Requirement
Gather up every line that includes the string "candlestick".

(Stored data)
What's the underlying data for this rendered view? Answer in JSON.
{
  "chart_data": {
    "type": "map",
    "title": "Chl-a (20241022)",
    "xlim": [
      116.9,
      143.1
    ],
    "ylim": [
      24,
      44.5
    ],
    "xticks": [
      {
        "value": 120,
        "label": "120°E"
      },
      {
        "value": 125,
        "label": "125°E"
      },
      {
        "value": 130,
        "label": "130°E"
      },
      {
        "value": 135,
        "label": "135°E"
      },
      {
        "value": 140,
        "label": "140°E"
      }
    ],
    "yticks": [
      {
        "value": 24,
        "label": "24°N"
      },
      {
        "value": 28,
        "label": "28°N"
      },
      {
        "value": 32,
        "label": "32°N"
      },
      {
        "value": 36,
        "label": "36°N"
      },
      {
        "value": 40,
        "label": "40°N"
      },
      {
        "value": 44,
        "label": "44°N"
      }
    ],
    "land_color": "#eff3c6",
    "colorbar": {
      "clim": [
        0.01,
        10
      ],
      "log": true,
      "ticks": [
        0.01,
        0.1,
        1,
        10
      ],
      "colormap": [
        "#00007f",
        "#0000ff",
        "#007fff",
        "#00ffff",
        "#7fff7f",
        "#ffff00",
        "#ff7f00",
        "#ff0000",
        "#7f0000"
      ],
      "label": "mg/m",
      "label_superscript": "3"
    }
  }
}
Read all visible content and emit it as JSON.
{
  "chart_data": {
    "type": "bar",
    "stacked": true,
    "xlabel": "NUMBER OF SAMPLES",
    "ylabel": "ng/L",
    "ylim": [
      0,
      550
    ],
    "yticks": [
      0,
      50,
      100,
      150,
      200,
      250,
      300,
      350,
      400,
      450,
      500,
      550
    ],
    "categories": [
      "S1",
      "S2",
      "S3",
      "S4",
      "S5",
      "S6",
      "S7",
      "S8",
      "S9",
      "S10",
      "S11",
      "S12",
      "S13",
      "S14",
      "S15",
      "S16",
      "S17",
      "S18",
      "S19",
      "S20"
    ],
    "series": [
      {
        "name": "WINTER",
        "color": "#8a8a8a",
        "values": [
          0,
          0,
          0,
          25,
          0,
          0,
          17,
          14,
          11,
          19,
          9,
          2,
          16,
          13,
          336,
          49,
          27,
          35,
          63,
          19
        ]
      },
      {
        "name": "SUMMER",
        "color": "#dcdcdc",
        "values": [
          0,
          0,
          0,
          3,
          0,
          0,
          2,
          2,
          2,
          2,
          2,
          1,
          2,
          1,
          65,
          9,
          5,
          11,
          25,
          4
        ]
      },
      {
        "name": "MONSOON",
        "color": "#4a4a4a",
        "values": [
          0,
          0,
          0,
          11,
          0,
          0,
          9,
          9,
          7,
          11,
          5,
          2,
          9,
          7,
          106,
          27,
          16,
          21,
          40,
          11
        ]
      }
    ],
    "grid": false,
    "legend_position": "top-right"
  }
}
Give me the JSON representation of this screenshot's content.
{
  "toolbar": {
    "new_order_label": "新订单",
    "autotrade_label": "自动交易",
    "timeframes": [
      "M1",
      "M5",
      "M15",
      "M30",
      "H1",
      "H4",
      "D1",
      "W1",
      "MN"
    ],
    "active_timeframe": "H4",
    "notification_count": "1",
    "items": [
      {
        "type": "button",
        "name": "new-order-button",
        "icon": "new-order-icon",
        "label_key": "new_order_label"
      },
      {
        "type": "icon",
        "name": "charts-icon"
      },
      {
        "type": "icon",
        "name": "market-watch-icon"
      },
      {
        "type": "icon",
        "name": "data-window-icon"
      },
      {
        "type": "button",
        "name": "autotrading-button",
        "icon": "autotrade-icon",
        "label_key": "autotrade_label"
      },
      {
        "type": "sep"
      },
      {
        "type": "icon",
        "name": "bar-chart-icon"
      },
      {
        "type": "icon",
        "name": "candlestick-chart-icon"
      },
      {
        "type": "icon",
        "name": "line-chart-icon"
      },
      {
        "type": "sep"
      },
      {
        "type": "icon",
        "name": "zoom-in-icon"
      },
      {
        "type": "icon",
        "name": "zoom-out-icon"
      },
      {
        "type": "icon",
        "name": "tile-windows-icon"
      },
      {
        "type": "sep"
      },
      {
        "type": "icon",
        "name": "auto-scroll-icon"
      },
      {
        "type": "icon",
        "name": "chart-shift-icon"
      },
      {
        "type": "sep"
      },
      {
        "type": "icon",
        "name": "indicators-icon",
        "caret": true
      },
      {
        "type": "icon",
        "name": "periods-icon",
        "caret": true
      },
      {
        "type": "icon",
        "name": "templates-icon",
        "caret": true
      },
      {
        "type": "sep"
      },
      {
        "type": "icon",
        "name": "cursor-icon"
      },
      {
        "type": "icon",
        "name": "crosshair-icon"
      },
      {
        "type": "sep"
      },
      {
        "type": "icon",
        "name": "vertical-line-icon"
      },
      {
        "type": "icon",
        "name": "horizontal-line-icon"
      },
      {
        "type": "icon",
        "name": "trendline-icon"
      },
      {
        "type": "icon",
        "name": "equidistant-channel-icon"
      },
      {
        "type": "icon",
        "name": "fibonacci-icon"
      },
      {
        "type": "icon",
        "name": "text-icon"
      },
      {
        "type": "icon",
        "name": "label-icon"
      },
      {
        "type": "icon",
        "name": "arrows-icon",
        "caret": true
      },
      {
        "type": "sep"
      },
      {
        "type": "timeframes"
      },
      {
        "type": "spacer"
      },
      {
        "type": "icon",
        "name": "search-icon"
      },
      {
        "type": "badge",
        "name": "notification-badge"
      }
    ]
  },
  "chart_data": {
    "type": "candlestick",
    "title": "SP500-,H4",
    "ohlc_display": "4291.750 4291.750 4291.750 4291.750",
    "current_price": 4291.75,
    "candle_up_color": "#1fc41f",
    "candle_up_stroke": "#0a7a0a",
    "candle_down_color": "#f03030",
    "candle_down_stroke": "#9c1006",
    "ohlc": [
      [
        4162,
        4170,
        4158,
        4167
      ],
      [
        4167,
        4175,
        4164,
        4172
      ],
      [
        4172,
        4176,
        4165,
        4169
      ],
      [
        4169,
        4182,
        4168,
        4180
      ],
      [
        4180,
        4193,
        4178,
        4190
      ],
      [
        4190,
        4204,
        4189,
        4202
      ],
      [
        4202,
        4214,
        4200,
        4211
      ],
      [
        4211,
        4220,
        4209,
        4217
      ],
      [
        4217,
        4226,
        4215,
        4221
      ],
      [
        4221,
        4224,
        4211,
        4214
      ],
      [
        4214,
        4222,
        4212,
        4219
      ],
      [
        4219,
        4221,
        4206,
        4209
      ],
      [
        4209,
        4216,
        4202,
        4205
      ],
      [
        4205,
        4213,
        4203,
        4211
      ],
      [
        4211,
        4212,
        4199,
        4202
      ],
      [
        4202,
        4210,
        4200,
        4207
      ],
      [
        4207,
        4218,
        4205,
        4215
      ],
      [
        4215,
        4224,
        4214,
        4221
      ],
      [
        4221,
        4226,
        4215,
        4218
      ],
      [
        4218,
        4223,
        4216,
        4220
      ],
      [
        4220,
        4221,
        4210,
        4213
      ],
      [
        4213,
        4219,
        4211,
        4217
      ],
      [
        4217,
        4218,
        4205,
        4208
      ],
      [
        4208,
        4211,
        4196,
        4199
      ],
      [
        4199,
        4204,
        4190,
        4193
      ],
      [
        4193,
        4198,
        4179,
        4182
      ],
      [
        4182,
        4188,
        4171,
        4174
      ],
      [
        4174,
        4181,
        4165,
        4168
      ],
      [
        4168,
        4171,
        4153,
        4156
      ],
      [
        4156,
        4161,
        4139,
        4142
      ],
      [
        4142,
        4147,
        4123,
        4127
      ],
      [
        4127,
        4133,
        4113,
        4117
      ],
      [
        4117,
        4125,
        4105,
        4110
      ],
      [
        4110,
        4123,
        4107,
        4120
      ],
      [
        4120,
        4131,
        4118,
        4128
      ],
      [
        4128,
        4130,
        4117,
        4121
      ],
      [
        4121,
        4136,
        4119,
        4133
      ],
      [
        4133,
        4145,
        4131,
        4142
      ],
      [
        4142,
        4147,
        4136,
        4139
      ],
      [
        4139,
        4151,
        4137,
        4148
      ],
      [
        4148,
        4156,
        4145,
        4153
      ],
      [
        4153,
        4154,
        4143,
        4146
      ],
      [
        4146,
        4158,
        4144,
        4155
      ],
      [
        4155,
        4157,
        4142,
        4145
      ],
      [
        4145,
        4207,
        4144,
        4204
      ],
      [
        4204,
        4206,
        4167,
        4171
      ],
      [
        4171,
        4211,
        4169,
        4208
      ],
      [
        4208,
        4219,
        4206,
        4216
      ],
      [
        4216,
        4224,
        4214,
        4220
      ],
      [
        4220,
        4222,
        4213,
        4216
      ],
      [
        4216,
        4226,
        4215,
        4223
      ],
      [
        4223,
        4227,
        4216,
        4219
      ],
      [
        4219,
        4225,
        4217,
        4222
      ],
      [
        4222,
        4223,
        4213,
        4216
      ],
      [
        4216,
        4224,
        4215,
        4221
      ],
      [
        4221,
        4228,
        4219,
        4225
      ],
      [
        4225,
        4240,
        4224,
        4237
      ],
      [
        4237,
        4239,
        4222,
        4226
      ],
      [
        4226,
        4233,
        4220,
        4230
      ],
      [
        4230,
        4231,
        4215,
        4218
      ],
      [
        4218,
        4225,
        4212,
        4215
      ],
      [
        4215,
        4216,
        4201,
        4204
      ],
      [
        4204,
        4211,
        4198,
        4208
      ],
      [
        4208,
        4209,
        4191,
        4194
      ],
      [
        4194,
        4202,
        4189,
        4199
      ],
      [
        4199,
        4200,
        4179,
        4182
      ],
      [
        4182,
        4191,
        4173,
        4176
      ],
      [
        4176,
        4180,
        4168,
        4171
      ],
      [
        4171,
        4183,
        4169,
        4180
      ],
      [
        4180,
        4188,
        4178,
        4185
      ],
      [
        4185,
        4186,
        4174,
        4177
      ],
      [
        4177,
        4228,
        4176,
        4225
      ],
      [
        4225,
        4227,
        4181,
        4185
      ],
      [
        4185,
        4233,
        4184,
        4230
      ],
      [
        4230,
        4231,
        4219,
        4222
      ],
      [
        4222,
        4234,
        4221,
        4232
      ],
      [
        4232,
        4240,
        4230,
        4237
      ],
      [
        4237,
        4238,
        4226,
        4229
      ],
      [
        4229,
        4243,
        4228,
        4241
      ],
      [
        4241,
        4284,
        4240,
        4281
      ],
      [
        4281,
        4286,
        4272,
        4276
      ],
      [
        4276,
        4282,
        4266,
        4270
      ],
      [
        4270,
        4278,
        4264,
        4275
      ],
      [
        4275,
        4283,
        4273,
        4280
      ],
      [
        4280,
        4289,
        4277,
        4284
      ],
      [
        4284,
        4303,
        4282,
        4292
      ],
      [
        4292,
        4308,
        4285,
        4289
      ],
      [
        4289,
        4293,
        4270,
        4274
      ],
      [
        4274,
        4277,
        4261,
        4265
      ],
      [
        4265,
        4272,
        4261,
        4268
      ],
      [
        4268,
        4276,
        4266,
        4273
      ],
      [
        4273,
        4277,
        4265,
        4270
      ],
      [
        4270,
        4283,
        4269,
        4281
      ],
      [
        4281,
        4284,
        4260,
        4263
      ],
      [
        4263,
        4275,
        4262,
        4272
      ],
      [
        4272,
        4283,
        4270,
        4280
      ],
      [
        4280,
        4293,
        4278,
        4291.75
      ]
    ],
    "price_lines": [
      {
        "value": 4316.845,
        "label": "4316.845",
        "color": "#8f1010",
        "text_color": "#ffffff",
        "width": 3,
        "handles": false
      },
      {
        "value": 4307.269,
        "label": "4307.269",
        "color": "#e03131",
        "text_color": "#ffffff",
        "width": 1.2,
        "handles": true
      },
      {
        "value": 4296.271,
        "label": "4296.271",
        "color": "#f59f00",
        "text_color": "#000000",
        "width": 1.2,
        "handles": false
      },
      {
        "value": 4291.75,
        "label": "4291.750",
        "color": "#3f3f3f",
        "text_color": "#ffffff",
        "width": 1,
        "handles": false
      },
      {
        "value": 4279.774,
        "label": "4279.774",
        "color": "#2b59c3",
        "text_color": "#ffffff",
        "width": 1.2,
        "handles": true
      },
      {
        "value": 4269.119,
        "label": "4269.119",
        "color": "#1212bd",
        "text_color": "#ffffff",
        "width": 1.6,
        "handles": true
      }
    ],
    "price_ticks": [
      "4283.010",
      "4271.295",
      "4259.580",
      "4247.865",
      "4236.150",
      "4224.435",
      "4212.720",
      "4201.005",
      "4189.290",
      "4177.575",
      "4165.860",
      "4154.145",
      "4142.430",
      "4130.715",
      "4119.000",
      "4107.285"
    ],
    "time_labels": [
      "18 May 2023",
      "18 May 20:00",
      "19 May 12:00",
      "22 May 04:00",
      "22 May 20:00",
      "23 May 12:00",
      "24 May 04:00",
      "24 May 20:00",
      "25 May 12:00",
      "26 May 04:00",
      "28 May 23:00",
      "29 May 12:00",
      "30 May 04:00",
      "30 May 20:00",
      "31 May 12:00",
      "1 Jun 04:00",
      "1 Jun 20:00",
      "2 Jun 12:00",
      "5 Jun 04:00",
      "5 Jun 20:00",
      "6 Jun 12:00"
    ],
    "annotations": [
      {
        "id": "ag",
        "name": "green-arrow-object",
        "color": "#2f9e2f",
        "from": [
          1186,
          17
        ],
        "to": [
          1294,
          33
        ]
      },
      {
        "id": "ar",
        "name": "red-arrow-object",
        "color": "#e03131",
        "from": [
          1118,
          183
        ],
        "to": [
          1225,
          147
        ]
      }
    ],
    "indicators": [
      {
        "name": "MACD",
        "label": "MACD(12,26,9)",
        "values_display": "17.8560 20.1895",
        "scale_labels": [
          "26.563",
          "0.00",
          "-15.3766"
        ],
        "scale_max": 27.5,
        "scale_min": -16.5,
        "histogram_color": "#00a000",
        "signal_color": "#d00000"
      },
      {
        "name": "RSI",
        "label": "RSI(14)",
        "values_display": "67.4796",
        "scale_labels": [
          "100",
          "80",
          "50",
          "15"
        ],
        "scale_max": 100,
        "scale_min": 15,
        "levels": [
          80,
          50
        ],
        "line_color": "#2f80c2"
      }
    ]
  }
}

Full output
        "name": "candlestick-chart-icon"
    "type": "candlestick",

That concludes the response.